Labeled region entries
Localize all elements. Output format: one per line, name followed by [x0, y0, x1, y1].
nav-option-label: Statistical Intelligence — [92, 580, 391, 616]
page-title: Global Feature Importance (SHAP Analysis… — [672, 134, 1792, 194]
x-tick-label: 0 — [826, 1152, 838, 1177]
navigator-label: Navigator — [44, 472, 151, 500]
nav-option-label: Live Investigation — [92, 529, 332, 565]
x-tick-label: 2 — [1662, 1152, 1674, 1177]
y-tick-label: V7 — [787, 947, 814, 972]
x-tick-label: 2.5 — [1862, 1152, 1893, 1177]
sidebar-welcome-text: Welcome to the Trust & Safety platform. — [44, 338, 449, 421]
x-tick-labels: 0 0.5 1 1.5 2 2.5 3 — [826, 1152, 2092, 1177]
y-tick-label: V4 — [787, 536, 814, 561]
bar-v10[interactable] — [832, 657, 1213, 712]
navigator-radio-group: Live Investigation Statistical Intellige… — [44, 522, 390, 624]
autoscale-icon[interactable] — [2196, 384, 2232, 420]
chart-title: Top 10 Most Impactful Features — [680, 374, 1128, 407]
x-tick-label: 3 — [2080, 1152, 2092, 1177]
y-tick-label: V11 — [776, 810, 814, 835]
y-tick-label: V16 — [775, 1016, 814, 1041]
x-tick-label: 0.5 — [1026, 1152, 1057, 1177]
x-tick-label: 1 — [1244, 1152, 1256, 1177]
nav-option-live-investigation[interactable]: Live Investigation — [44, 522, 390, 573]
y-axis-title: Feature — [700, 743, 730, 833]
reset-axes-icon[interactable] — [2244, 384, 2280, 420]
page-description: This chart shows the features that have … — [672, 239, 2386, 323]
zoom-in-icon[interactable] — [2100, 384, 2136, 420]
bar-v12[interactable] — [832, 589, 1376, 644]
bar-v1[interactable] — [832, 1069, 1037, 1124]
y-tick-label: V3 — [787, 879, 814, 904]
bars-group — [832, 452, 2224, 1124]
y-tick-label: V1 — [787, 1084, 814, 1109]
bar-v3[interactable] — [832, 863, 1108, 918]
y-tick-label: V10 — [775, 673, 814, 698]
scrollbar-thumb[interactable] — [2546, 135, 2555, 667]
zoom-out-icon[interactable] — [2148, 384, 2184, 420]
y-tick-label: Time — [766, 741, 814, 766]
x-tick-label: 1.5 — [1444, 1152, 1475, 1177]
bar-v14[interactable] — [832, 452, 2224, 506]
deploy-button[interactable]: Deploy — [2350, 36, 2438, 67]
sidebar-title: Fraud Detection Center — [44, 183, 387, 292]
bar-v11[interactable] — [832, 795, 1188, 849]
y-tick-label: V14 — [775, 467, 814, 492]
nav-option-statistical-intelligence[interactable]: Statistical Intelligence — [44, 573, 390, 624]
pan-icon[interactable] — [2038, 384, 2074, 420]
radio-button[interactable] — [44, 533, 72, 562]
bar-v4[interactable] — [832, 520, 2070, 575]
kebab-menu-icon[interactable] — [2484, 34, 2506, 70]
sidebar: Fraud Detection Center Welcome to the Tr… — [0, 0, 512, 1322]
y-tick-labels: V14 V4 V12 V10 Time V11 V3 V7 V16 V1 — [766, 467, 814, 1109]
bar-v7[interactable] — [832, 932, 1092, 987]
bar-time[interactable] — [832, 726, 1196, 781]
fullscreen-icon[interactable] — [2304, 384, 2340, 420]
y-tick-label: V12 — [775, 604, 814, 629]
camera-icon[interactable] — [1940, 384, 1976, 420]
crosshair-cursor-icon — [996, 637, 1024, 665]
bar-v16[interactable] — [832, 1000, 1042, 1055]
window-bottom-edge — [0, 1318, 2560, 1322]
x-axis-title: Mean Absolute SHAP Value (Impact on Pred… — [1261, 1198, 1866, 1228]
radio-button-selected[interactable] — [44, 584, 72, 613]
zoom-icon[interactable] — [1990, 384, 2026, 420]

■ Description of the task ■
Output every line of the records above verbatim, without any changes.

■ Response ■
Localize all elements. Output format: one per line, name followed by [x0, y0, x1, y1].
nav-option-label: Statistical Intelligence — [92, 580, 391, 616]
page-title: Global Feature Importance (SHAP Analysis… — [672, 134, 1792, 194]
x-tick-label: 0 — [826, 1152, 838, 1177]
navigator-label: Navigator — [44, 472, 151, 500]
nav-option-label: Live Investigation — [92, 529, 332, 565]
x-tick-label: 2 — [1662, 1152, 1674, 1177]
y-tick-label: V7 — [787, 947, 814, 972]
x-tick-label: 2.5 — [1862, 1152, 1893, 1177]
sidebar-welcome-text: Welcome to the Trust & Safety platform. — [44, 338, 449, 421]
x-tick-labels: 0 0.5 1 1.5 2 2.5 3 — [826, 1152, 2092, 1177]
y-tick-label: V4 — [787, 536, 814, 561]
bar-v10[interactable] — [832, 657, 1213, 712]
navigator-radio-group: Live Investigation Statistical Intellige… — [44, 522, 390, 624]
autoscale-icon[interactable] — [2196, 384, 2232, 420]
chart-title: Top 10 Most Impactful Features — [680, 374, 1128, 407]
x-tick-label: 3 — [2080, 1152, 2092, 1177]
y-tick-label: V11 — [776, 810, 814, 835]
y-tick-label: V16 — [775, 1016, 814, 1041]
x-tick-label: 0.5 — [1026, 1152, 1057, 1177]
x-tick-label: 1 — [1244, 1152, 1256, 1177]
nav-option-live-investigation[interactable]: Live Investigation — [44, 522, 390, 573]
y-axis-title: Feature — [700, 743, 730, 833]
reset-axes-icon[interactable] — [2244, 384, 2280, 420]
page-description: This chart shows the features that have … — [672, 239, 2386, 323]
zoom-in-icon[interactable] — [2100, 384, 2136, 420]
bar-v12[interactable] — [832, 589, 1376, 644]
bar-v1[interactable] — [832, 1069, 1037, 1124]
y-tick-label: V3 — [787, 879, 814, 904]
bars-group — [832, 452, 2224, 1124]
y-tick-label: V1 — [787, 1084, 814, 1109]
bar-v3[interactable] — [832, 863, 1108, 918]
y-tick-label: V10 — [775, 673, 814, 698]
scrollbar-thumb[interactable] — [2546, 135, 2555, 667]
zoom-out-icon[interactable] — [2148, 384, 2184, 420]
y-tick-label: Time — [766, 741, 814, 766]
x-tick-label: 1.5 — [1444, 1152, 1475, 1177]
bar-v14[interactable] — [832, 452, 2224, 506]
deploy-button[interactable]: Deploy — [2350, 36, 2438, 67]
sidebar-title: Fraud Detection Center — [44, 183, 387, 292]
bar-v11[interactable] — [832, 795, 1188, 849]
y-tick-label: V14 — [775, 467, 814, 492]
nav-option-statistical-intelligence[interactable]: Statistical Intelligence — [44, 573, 390, 624]
pan-icon[interactable] — [2038, 384, 2074, 420]
radio-button[interactable] — [44, 533, 72, 562]
bar-v4[interactable] — [832, 520, 2070, 575]
kebab-menu-icon[interactable] — [2484, 34, 2506, 70]
sidebar: Fraud Detection Center Welcome to the Tr… — [0, 0, 512, 1322]
y-tick-labels: V14 V4 V12 V10 Time V11 V3 V7 V16 V1 — [766, 467, 814, 1109]
bar-v7[interactable] — [832, 932, 1092, 987]
bar-time[interactable] — [832, 726, 1196, 781]
fullscreen-icon[interactable] — [2304, 384, 2340, 420]
y-tick-label: V12 — [775, 604, 814, 629]
camera-icon[interactable] — [1940, 384, 1976, 420]
crosshair-cursor-icon — [996, 637, 1024, 665]
bar-v16[interactable] — [832, 1000, 1042, 1055]
window-bottom-edge — [0, 1318, 2560, 1322]
x-axis-title: Mean Absolute SHAP Value (Impact on Pred… — [1261, 1198, 1866, 1228]
radio-button-selected[interactable] — [44, 584, 72, 613]
zoom-icon[interactable] — [1990, 384, 2026, 420]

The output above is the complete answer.